Extracted data:
[start]

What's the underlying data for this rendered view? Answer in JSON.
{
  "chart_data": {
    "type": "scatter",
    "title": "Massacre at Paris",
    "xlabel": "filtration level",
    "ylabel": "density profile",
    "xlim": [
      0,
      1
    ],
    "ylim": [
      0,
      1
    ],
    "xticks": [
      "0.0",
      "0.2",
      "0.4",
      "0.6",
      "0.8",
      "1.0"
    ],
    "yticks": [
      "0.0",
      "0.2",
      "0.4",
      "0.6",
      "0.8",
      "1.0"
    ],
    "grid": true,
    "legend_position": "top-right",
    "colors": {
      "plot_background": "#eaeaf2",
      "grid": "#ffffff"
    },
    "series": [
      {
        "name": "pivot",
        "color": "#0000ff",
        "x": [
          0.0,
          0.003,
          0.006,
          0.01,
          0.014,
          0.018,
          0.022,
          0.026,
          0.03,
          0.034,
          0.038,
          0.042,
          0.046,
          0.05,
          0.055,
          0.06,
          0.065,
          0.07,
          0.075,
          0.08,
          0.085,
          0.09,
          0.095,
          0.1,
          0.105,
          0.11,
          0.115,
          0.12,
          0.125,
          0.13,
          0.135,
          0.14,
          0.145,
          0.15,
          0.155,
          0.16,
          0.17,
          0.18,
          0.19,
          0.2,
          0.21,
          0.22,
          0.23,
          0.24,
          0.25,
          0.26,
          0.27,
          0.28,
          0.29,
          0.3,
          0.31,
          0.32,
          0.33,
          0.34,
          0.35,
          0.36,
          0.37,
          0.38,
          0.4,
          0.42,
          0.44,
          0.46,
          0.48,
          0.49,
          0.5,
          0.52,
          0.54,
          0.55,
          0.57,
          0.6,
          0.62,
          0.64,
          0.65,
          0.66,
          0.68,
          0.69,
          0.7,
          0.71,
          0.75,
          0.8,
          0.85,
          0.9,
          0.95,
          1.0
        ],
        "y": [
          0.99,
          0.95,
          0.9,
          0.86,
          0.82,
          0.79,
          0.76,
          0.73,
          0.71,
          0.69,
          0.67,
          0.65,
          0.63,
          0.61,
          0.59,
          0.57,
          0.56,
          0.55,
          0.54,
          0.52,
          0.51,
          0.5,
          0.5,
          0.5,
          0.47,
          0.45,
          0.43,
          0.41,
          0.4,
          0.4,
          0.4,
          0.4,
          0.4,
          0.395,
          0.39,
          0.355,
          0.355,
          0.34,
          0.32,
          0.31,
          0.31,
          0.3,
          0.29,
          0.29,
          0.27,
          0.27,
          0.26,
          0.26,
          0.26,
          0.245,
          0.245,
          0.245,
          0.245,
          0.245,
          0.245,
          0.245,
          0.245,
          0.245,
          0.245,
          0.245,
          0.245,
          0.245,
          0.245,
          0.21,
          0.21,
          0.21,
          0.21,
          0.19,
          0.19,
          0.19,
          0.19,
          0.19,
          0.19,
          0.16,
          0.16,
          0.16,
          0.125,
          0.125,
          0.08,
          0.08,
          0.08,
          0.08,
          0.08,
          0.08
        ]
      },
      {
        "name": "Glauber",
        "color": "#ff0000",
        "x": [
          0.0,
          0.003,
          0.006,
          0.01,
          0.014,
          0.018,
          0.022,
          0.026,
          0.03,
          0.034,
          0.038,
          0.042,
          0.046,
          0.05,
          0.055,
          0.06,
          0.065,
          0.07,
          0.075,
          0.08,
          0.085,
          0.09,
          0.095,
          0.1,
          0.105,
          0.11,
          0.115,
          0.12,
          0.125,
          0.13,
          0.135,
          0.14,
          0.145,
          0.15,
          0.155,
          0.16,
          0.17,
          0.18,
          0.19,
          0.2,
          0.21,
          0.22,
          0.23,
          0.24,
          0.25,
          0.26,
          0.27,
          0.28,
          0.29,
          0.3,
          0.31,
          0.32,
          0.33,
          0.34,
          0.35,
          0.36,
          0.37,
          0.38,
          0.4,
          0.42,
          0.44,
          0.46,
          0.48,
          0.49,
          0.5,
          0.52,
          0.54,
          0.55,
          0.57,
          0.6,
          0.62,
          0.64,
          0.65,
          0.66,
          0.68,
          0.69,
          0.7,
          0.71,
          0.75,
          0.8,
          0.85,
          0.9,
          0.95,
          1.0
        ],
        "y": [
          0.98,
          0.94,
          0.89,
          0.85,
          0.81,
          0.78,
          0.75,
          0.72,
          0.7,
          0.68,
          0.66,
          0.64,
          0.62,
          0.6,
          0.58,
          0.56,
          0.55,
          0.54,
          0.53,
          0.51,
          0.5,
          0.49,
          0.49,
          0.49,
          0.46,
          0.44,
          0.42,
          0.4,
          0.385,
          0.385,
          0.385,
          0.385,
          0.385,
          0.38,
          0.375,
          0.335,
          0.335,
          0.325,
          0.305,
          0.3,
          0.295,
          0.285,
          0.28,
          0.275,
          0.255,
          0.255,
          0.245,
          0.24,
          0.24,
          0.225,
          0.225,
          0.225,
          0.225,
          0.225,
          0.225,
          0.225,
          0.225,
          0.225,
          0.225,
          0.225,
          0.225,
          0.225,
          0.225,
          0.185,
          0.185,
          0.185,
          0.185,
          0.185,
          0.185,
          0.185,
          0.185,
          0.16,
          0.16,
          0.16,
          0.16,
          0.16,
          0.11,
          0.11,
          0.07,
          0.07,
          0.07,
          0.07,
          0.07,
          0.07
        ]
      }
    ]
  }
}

[end]

Problem to solve: Copy every record exactly, with nothing added or dropped.

Result below:
What's the underlying data for this rendered view? Answer in JSON.
{
  "chart_data": {
    "type": "scatter",
    "title": "Massacre at Paris",
    "xlabel": "filtration level",
    "ylabel": "density profile",
    "xlim": [
      0,
      1
    ],
    "ylim": [
      0,
      1
    ],
    "xticks": [
      "0.0",
      "0.2",
      "0.4",
      "0.6",
      "0.8",
      "1.0"
    ],
    "yticks": [
      "0.0",
      "0.2",
      "0.4",
      "0.6",
      "0.8",
      "1.0"
    ],
    "grid": true,
    "legend_position": "top-right",
    "colors": {
      "plot_background": "#eaeaf2",
      "grid": "#ffffff"
    },
    "series": [
      {
        "name": "pivot",
        "color": "#0000ff",
        "x": [
          0.0,
          0.003,
          0.006,
          0.01,
          0.014,
          0.018,
          0.022,
          0.026,
          0.03,
          0.034,
          0.038,
          0.042,
          0.046,
          0.05,
          0.055,
          0.06,
          0.065,
          0.07,
          0.075,
          0.08,
          0.085,
          0.09,
          0.095,
          0.1,
          0.105,
          0.11,
          0.115,
          0.12,
          0.125,
          0.13,
          0.135,
          0.14,
          0.145,
          0.15,
          0.155,
          0.16,
          0.17,
          0.18,
          0.19,
          0.2,
          0.21,
          0.22,
          0.23,
          0.24,
          0.25,
          0.26,
          0.27,
          0.28,
          0.29,
          0.3,
          0.31,
          0.32,
          0.33,
          0.34,
          0.35,
          0.36,
          0.37,
          0.38,
          0.4,
          0.42,
          0.44,
          0.46,
          0.48,
          0.49,
          0.5,
          0.52,
          0.54,
          0.55,
          0.57,
          0.6,
          0.62,
          0.64,
          0.65,
          0.66,
          0.68,
          0.69,
          0.7,
          0.71,
          0.75,
          0.8,
          0.85,
          0.9,
          0.95,
          1.0
        ],
        "y": [
          0.99,
          0.95,
          0.9,
          0.86,
          0.82,
          0.79,
          0.76,
          0.73,
          0.71,
          0.69,
          0.67,
          0.65,
          0.63,
          0.61,
          0.59,
          0.57,
          0.56,
          0.55,
          0.54,
          0.52,
          0.51,
          0.5,
          0.5,
          0.5,
          0.47,
          0.45,
          0.43,
          0.41,
          0.4,
          0.4,
          0.4,
          0.4,
          0.4,
          0.395,
          0.39,
          0.355,
          0.355,
          0.34,
          0.32,
          0.31,
          0.31,
          0.3,
          0.29,
          0.29,
          0.27,
          0.27,
          0.26,
          0.26,
          0.26,
          0.245,
          0.245,
          0.245,
          0.245,
          0.245,
          0.245,
          0.245,
          0.245,
          0.245,
          0.245,
          0.245,
          0.245,
          0.245,
          0.245,
          0.21,
          0.21,
          0.21,
          0.21,
          0.19,
          0.19,
          0.19,
          0.19,
          0.19,
          0.19,
          0.16,
          0.16,
          0.16,
          0.125,
          0.125,
          0.08,
          0.08,
          0.08,
          0.08,
          0.08,
          0.08
        ]
      },
      {
        "name": "Glauber",
        "color": "#ff0000",
        "x": [
          0.0,
          0.003,
          0.006,
          0.01,
          0.014,
          0.018,
          0.022,
          0.026,
          0.03,
          0.034,
          0.038,
          0.042,
          0.046,
          0.05,
          0.055,
          0.06,
          0.065,
          0.07,
          0.075,
          0.08,
          0.085,
          0.09,
          0.095,
          0.1,
          0.105,
          0.11,
          0.115,
          0.12,
          0.125,
          0.13,
          0.135,
          0.14,
          0.145,
          0.15,
          0.155,
          0.16,
          0.17,
          0.18,
          0.19,
          0.2,
          0.21,
          0.22,
          0.23,
          0.24,
          0.25,
          0.26,
          0.27,
          0.28,
          0.29,
          0.3,
          0.31,
          0.32,
          0.33,
          0.34,
          0.35,
          0.36,
          0.37,
          0.38,
          0.4,
          0.42,
          0.44,
          0.46,
          0.48,
          0.49,
          0.5,
          0.52,
          0.54,
          0.55,
          0.57,
          0.6,
          0.62,
          0.64,
          0.65,
          0.66,
          0.68,
          0.69,
          0.7,
          0.71,
          0.75,
          0.8,
          0.85,
          0.9,
          0.95,
          1.0
        ],
        "y": [
          0.98,
          0.94,
          0.89,
          0.85,
          0.81,
          0.78,
          0.75,
          0.72,
          0.7,
          0.68,
          0.66,
          0.64,
          0.62,
          0.6,
          0.58,
          0.56,
          0.55,
          0.54,
          0.53,
          0.51,
          0.5,
          0.49,
          0.49,
          0.49,
          0.46,
          0.44,
          0.42,
          0.4,
          0.385,
          0.385,
          0.385,
          0.385,
          0.385,
          0.38,
          0.375,
          0.335,
          0.335,
          0.325,
          0.305,
          0.3,
          0.295,
          0.285,
          0.28,
          0.275,
          0.255,
          0.255,
          0.245,
          0.24,
          0.24,
          0.225,
          0.225,
          0.225,
          0.225,
          0.225,
          0.225,
          0.225,
          0.225,
          0.225,
          0.225,
          0.225,
          0.225,
          0.225,
          0.225,
          0.185,
          0.185,
          0.185,
          0.185,
          0.185,
          0.185,
          0.185,
          0.185,
          0.16,
          0.16,
          0.16,
          0.16,
          0.16,
          0.11,
          0.11,
          0.07,
          0.07,
          0.07,
          0.07,
          0.07,
          0.07
        ]
      }
    ]
  }
}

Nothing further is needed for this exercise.